═══ DATASET RECORDS ═══
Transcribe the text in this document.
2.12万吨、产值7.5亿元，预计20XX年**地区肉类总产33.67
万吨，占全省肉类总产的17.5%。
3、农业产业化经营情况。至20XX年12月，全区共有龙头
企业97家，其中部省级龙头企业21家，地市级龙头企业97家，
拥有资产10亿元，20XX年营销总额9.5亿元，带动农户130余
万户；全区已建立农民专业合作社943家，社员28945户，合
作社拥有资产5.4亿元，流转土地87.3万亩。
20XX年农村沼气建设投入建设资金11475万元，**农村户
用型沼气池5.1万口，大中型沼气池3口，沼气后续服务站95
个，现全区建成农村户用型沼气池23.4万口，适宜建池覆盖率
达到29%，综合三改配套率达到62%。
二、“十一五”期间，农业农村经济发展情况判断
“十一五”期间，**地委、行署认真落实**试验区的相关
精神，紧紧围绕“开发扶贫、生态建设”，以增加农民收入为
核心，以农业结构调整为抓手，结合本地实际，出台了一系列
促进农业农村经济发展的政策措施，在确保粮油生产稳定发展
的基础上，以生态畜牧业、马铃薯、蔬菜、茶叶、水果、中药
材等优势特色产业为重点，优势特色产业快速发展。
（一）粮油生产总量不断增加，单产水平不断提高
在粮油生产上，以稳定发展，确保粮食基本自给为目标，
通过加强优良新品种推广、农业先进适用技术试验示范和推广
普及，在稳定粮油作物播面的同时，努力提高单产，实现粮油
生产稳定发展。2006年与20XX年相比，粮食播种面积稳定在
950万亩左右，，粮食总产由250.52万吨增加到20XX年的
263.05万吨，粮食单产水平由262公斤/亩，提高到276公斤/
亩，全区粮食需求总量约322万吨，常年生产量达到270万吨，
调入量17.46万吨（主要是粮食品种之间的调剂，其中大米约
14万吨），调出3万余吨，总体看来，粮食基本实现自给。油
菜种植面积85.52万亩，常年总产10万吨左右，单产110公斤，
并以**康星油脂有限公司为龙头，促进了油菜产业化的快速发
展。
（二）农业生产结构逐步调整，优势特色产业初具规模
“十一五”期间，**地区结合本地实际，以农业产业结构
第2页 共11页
═══
OBJECTIVE: Copy all of the data exactly.

SOLUTION TO THIS PROBLEM:
Transcribe the text in this document.
2.12万吨、产值7.5亿元，预计20XX年**地区肉类总产33.67
万吨，占全省肉类总产的17.5%。
3、农业产业化经营情况。至20XX年12月，全区共有龙头
企业97家，其中部省级龙头企业21家，地市级龙头企业97家，
拥有资产10亿元，20XX年营销总额9.5亿元，带动农户130余
万户；全区已建立农民专业合作社943家，社员28945户，合
作社拥有资产5.4亿元，流转土地87.3万亩。
20XX年农村沼气建设投入建设资金11475万元，**农村户
用型沼气池5.1万口，大中型沼气池3口，沼气后续服务站95
个，现全区建成农村户用型沼气池23.4万口，适宜建池覆盖率
达到29%，综合三改配套率达到62%。
二、“十一五”期间，农业农村经济发展情况判断
“十一五”期间，**地委、行署认真落实**试验区的相关
精神，紧紧围绕“开发扶贫、生态建设”，以增加农民收入为
核心，以农业结构调整为抓手，结合本地实际，出台了一系列
促进农业农村经济发展的政策措施，在确保粮油生产稳定发展
的基础上，以生态畜牧业、马铃薯、蔬菜、茶叶、水果、中药
材等优势特色产业为重点，优势特色产业快速发展。
（一）粮油生产总量不断增加，单产水平不断提高
在粮油生产上，以稳定发展，确保粮食基本自给为目标，
通过加强优良新品种推广、农业先进适用技术试验示范和推广
普及，在稳定粮油作物播面的同时，努力提高单产，实现粮油
生产稳定发展。2006年与20XX年相比，粮食播种面积稳定在
950万亩左右，，粮食总产由250.52万吨增加到20XX年的
263.05万吨，粮食单产水平由262公斤/亩，提高到276公斤/
亩，全区粮食需求总量约322万吨，常年生产量达到270万吨，
调入量17.46万吨（主要是粮食品种之间的调剂，其中大米约
14万吨），调出3万余吨，总体看来，粮食基本实现自给。油
菜种植面积85.52万亩，常年总产10万吨左右，单产110公斤，
并以**康星油脂有限公司为龙头，促进了油菜产业化的快速发
展。
（二）农业生产结构逐步调整，优势特色产业初具规模
“十一五”期间，**地区结合本地实际，以农业产业结构
第2页 共11页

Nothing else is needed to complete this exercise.